> [Figure dataset records]
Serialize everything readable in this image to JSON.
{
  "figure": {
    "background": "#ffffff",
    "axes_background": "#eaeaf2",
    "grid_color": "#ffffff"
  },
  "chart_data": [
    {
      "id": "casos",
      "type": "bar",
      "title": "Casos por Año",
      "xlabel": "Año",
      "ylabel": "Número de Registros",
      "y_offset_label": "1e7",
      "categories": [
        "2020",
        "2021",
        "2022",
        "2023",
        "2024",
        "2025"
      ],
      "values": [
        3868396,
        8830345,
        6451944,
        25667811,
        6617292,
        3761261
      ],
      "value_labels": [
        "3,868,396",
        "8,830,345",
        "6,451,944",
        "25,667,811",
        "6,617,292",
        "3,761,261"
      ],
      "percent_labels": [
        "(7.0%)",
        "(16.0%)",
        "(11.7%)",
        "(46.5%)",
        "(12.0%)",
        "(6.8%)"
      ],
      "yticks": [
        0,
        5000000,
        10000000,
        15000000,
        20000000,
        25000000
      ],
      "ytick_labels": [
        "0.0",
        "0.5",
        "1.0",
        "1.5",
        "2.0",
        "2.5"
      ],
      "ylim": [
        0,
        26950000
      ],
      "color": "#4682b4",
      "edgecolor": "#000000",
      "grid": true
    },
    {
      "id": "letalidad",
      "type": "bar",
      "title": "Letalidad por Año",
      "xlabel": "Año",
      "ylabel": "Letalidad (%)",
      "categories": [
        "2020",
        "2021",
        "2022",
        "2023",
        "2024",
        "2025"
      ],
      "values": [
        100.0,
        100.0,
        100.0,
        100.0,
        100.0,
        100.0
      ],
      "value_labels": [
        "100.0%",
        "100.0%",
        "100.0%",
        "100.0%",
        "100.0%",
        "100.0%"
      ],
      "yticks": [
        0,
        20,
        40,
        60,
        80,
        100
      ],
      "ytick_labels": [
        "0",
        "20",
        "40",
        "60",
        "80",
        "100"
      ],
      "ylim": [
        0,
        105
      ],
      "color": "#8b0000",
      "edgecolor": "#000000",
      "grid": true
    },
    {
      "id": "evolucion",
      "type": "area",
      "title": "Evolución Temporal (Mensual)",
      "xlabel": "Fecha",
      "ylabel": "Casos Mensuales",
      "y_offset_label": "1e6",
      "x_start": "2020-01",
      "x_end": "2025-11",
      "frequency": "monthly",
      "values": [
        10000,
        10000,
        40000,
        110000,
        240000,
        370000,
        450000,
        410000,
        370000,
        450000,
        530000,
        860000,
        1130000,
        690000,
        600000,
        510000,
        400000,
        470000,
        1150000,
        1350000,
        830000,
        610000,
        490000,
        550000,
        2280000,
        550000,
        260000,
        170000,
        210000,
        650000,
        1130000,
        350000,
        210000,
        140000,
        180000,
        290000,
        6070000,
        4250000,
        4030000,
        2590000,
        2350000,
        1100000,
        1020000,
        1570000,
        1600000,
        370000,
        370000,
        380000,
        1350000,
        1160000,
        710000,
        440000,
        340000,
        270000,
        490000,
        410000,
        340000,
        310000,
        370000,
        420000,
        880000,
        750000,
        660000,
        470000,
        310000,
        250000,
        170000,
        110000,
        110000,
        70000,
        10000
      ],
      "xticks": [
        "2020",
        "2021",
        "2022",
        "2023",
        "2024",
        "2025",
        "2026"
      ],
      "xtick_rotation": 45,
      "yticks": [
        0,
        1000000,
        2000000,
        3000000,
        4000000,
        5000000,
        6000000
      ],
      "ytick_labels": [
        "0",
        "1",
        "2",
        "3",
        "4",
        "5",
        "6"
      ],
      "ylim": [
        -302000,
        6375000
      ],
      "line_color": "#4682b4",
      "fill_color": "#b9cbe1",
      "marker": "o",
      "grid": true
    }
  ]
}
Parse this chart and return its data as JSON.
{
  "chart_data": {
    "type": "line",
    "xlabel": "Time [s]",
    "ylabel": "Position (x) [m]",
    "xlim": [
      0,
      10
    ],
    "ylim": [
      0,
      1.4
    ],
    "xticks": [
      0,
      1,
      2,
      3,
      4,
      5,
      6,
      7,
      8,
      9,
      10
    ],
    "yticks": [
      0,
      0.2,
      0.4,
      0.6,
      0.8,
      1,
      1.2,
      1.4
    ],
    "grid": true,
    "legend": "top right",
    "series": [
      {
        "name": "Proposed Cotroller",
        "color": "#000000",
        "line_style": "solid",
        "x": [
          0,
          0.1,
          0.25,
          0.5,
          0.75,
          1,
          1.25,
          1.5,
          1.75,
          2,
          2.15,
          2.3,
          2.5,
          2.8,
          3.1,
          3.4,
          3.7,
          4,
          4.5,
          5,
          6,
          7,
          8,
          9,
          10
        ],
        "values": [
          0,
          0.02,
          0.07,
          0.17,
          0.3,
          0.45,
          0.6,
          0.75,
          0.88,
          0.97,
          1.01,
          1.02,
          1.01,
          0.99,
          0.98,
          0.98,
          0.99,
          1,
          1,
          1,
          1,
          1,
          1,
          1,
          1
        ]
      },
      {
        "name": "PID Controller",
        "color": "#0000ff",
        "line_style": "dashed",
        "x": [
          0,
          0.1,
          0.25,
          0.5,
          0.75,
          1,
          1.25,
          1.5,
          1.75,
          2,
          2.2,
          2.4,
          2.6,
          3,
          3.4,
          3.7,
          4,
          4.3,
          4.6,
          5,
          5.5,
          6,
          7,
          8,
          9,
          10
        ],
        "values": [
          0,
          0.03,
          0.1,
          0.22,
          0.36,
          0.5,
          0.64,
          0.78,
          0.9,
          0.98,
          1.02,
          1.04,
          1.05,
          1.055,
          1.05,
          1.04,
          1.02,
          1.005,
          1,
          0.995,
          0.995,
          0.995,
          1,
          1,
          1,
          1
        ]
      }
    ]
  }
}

> [EXERCISE TASK]
Write out all the lines again, exactly as they are.

> [EXERCISE RESULT]
Serialize everything readable in this image to JSON.
{
  "figure": {
    "background": "#ffffff",
    "axes_background": "#eaeaf2",
    "grid_color": "#ffffff"
  },
  "chart_data": [
    {
      "id": "casos",
      "type": "bar",
      "title": "Casos por Año",
      "xlabel": "Año",
      "ylabel": "Número de Registros",
      "y_offset_label": "1e7",
      "categories": [
        "2020",
        "2021",
        "2022",
        "2023",
        "2024",
        "2025"
      ],
      "values": [
        3868396,
        8830345,
        6451944,
        25667811,
        6617292,
        3761261
      ],
      "value_labels": [
        "3,868,396",
        "8,830,345",
        "6,451,944",
        "25,667,811",
        "6,617,292",
        "3,761,261"
      ],
      "percent_labels": [
        "(7.0%)",
        "(16.0%)",
        "(11.7%)",
        "(46.5%)",
        "(12.0%)",
        "(6.8%)"
      ],
      "yticks": [
        0,
        5000000,
        10000000,
        15000000,
        20000000,
        25000000
      ],
      "ytick_labels": [
        "0.0",
        "0.5",
        "1.0",
        "1.5",
        "2.0",
        "2.5"
      ],
      "ylim": [
        0,
        26950000
      ],
      "color": "#4682b4",
      "edgecolor": "#000000",
      "grid": true
    },
    {
      "id": "letalidad",
      "type": "bar",
      "title": "Letalidad por Año",
      "xlabel": "Año",
      "ylabel": "Letalidad (%)",
      "categories": [
        "2020",
        "2021",
        "2022",
        "2023",
        "2024",
        "2025"
      ],
      "values": [
        100.0,
        100.0,
        100.0,
        100.0,
        100.0,
        100.0
      ],
      "value_labels": [
        "100.0%",
        "100.0%",
        "100.0%",
        "100.0%",
        "100.0%",
        "100.0%"
      ],
      "yticks": [
        0,
        20,
        40,
        60,
        80,
        100
      ],
      "ytick_labels": [
        "0",
        "20",
        "40",
        "60",
        "80",
        "100"
      ],
      "ylim": [
        0,
        105
      ],
      "color": "#8b0000",
      "edgecolor": "#000000",
      "grid": true
    },
    {
      "id": "evolucion",
      "type": "area",
      "title": "Evolución Temporal (Mensual)",
      "xlabel": "Fecha",
      "ylabel": "Casos Mensuales",
      "y_offset_label": "1e6",
      "x_start": "2020-01",
      "x_end": "2025-11",
      "frequency": "monthly",
      "values": [
        10000,
        10000,
        40000,
        110000,
        240000,
        370000,
        450000,
        410000,
        370000,
        450000,
        530000,
        860000,
        1130000,
        690000,
        600000,
        510000,
        400000,
        470000,
        1150000,
        1350000,
        830000,
        610000,
        490000,
        550000,
        2280000,
        550000,
        260000,
        170000,
        210000,
        650000,
        1130000,
        350000,
        210000,
        140000,
        180000,
        290000,
        6070000,
        4250000,
        4030000,
        2590000,
        2350000,
        1100000,
        1020000,
        1570000,
        1600000,
        370000,
        370000,
        380000,
        1350000,
        1160000,
        710000,
        440000,
        340000,
        270000,
        490000,
        410000,
        340000,
        310000,
        370000,
        420000,
        880000,
        750000,
        660000,
        470000,
        310000,
        250000,
        170000,
        110000,
        110000,
        70000,
        10000
      ],
      "xticks": [
        "2020",
        "2021",
        "2022",
        "2023",
        "2024",
        "2025",
        "2026"
      ],
      "xtick_rotation": 45,
      "yticks": [
        0,
        1000000,
        2000000,
        3000000,
        4000000,
        5000000,
        6000000
      ],
      "ytick_labels": [
        "0",
        "1",
        "2",
        "3",
        "4",
        "5",
        "6"
      ],
      "ylim": [
        -302000,
        6375000
      ],
      "line_color": "#4682b4",
      "fill_color": "#b9cbe1",
      "marker": "o",
      "grid": true
    }
  ]
}
Parse this chart and return its data as JSON.
{
  "chart_data": {
    "type": "line",
    "xlabel": "Time [s]",
    "ylabel": "Position (x) [m]",
    "xlim": [
      0,
      10
    ],
    "ylim": [
      0,
      1.4
    ],
    "xticks": [
      0,
      1,
      2,
      3,
      4,
      5,
      6,
      7,
      8,
      9,
      10
    ],
    "yticks": [
      0,
      0.2,
      0.4,
      0.6,
      0.8,
      1,
      1.2,
      1.4
    ],
    "grid": true,
    "legend": "top right",
    "series": [
      {
        "name": "Proposed Cotroller",
        "color": "#000000",
        "line_style": "solid",
        "x": [
          0,
          0.1,
          0.25,
          0.5,
          0.75,
          1,
          1.25,
          1.5,
          1.75,
          2,
          2.15,
          2.3,
          2.5,
          2.8,
          3.1,
          3.4,
          3.7,
          4,
          4.5,
          5,
          6,
          7,
          8,
          9,
          10
        ],
        "values": [
          0,
          0.02,
          0.07,
          0.17,
          0.3,
          0.45,
          0.6,
          0.75,
          0.88,
          0.97,
          1.01,
          1.02,
          1.01,
          0.99,
          0.98,
          0.98,
          0.99,
          1,
          1,
          1,
          1,
          1,
          1,
          1,
          1
        ]
      },
      {
        "name": "PID Controller",
        "color": "#0000ff",
        "line_style": "dashed",
        "x": [
          0,
          0.1,
          0.25,
          0.5,
          0.75,
          1,
          1.25,
          1.5,
          1.75,
          2,
          2.2,
          2.4,
          2.6,
          3,
          3.4,
          3.7,
          4,
          4.3,
          4.6,
          5,
          5.5,
          6,
          7,
          8,
          9,
          10
        ],
        "values": [
          0,
          0.03,
          0.1,
          0.22,
          0.36,
          0.5,
          0.64,
          0.78,
          0.9,
          0.98,
          1.02,
          1.04,
          1.05,
          1.055,
          1.05,
          1.04,
          1.02,
          1.005,
          1,
          0.995,
          0.995,
          0.995,
          1,
          1,
          1,
          1
        ]
      }
    ]
  }
}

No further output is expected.